— DATA FOR PROCESSING —
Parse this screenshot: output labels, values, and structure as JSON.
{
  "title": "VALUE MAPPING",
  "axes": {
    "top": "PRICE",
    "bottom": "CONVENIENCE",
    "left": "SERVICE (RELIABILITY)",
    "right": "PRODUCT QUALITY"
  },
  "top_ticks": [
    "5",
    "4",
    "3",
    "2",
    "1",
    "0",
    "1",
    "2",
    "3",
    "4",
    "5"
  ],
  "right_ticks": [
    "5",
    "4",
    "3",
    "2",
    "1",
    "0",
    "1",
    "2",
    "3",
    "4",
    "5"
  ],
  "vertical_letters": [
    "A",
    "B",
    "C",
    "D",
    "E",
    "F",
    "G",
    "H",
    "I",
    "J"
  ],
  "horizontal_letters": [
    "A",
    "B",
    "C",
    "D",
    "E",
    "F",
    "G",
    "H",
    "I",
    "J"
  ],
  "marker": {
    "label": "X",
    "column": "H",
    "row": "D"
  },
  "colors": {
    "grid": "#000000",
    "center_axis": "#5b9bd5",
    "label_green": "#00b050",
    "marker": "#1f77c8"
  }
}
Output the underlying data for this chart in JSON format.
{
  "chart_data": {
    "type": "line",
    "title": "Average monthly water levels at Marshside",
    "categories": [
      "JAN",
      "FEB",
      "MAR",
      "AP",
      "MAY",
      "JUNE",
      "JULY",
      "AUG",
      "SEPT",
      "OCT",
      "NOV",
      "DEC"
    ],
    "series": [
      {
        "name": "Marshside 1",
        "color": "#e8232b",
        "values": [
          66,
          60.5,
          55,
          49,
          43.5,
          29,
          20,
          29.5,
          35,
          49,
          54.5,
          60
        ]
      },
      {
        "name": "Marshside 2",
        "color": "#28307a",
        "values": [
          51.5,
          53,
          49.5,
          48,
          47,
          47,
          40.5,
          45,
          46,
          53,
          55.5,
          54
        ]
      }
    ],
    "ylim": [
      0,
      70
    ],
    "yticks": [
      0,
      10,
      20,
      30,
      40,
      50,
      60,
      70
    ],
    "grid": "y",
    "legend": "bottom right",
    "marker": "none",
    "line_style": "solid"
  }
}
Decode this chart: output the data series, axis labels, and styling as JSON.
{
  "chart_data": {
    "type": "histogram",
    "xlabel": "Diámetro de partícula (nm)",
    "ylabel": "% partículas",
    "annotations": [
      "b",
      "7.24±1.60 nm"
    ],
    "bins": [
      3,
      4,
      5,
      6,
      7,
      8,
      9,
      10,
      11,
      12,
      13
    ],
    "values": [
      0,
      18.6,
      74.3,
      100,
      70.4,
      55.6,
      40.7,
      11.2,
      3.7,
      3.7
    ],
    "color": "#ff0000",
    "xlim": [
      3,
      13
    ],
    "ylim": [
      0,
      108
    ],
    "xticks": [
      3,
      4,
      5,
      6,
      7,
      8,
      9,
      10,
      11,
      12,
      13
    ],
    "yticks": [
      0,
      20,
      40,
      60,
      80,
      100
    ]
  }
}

— REQUIREMENTS —
Output the listing above word for word.

— TASK OUTPUT —
Parse this screenshot: output labels, values, and structure as JSON.
{
  "title": "VALUE MAPPING",
  "axes": {
    "top": "PRICE",
    "bottom": "CONVENIENCE",
    "left": "SERVICE (RELIABILITY)",
    "right": "PRODUCT QUALITY"
  },
  "top_ticks": [
    "5",
    "4",
    "3",
    "2",
    "1",
    "0",
    "1",
    "2",
    "3",
    "4",
    "5"
  ],
  "right_ticks": [
    "5",
    "4",
    "3",
    "2",
    "1",
    "0",
    "1",
    "2",
    "3",
    "4",
    "5"
  ],
  "vertical_letters": [
    "A",
    "B",
    "C",
    "D",
    "E",
    "F",
    "G",
    "H",
    "I",
    "J"
  ],
  "horizontal_letters": [
    "A",
    "B",
    "C",
    "D",
    "E",
    "F",
    "G",
    "H",
    "I",
    "J"
  ],
  "marker": {
    "label": "X",
    "column": "H",
    "row": "D"
  },
  "colors": {
    "grid": "#000000",
    "center_axis": "#5b9bd5",
    "label_green": "#00b050",
    "marker": "#1f77c8"
  }
}
Output the underlying data for this chart in JSON format.
{
  "chart_data": {
    "type": "line",
    "title": "Average monthly water levels at Marshside",
    "categories": [
      "JAN",
      "FEB",
      "MAR",
      "AP",
      "MAY",
      "JUNE",
      "JULY",
      "AUG",
      "SEPT",
      "OCT",
      "NOV",
      "DEC"
    ],
    "series": [
      {
        "name": "Marshside 1",
        "color": "#e8232b",
        "values": [
          66,
          60.5,
          55,
          49,
          43.5,
          29,
          20,
          29.5,
          35,
          49,
          54.5,
          60
        ]
      },
      {
        "name": "Marshside 2",
        "color": "#28307a",
        "values": [
          51.5,
          53,
          49.5,
          48,
          47,
          47,
          40.5,
          45,
          46,
          53,
          55.5,
          54
        ]
      }
    ],
    "ylim": [
      0,
      70
    ],
    "yticks": [
      0,
      10,
      20,
      30,
      40,
      50,
      60,
      70
    ],
    "grid": "y",
    "legend": "bottom right",
    "marker": "none",
    "line_style": "solid"
  }
}
Decode this chart: output the data series, axis labels, and styling as JSON.
{
  "chart_data": {
    "type": "histogram",
    "xlabel": "Diámetro de partícula (nm)",
    "ylabel": "% partículas",
    "annotations": [
      "b",
      "7.24±1.60 nm"
    ],
    "bins": [
      3,
      4,
      5,
      6,
      7,
      8,
      9,
      10,
      11,
      12,
      13
    ],
    "values": [
      0,
      18.6,
      74.3,
      100,
      70.4,
      55.6,
      40.7,
      11.2,
      3.7,
      3.7
    ],
    "color": "#ff0000",
    "xlim": [
      3,
      13
    ],
    "ylim": [
      0,
      108
    ],
    "xticks": [
      3,
      4,
      5,
      6,
      7,
      8,
      9,
      10,
      11,
      12,
      13
    ],
    "yticks": [
      0,
      20,
      40,
      60,
      80,
      100
    ]
  }
}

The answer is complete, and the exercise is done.